**Short problem:**
Spot each line that carries the word "инженерных"; copy those lines.

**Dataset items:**
══════════════════════════════
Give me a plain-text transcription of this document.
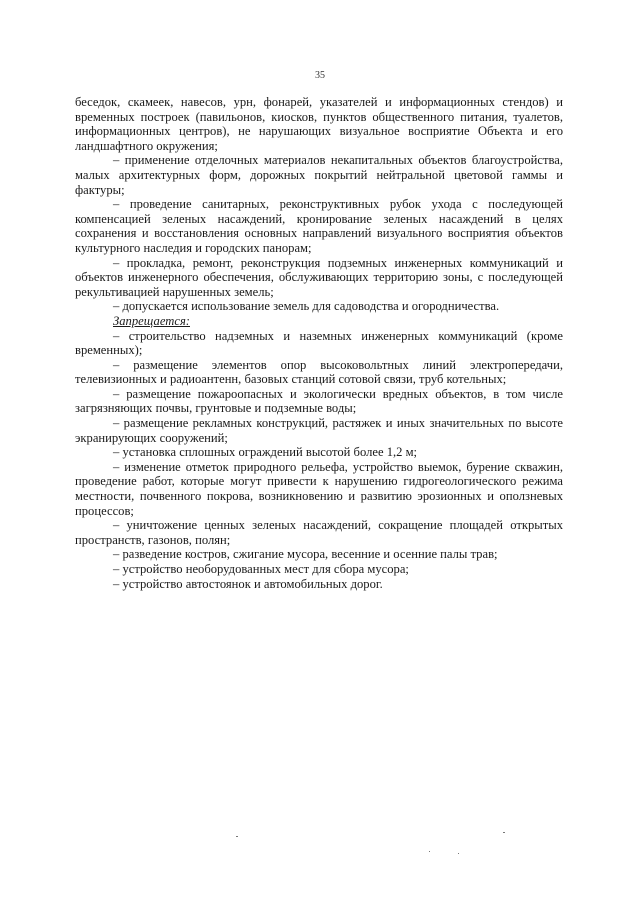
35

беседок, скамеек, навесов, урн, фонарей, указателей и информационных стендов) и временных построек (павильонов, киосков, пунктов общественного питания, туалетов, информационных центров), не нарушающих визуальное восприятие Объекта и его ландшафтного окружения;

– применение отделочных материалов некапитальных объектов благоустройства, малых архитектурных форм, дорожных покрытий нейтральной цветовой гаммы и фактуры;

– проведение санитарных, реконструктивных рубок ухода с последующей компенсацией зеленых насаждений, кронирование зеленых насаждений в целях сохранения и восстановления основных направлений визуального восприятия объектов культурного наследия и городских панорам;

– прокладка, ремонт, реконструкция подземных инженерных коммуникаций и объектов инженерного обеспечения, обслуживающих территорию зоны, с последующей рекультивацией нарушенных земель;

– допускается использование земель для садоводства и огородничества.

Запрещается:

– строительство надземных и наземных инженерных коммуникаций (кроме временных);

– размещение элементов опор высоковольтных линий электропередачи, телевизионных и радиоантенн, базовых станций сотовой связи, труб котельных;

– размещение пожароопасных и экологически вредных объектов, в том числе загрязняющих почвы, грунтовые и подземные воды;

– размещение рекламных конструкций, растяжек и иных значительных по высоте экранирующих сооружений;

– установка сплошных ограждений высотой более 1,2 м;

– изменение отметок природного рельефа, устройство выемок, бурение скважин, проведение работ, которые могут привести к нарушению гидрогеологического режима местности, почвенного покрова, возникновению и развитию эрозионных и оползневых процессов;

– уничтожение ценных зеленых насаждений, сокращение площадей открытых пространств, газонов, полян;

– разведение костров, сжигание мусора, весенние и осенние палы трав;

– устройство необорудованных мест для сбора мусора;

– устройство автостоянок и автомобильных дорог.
══════════════════════════════
**Result of this task:**
– прокладка, ремонт, реконструкция подземных инженерных коммуникаций и объектов инженерного обеспечения, обслуживающих территорию зоны, с последующей рекультивацией нарушенных земель;
– строительство надземных и наземных инженерных коммуникаций (кроме временных);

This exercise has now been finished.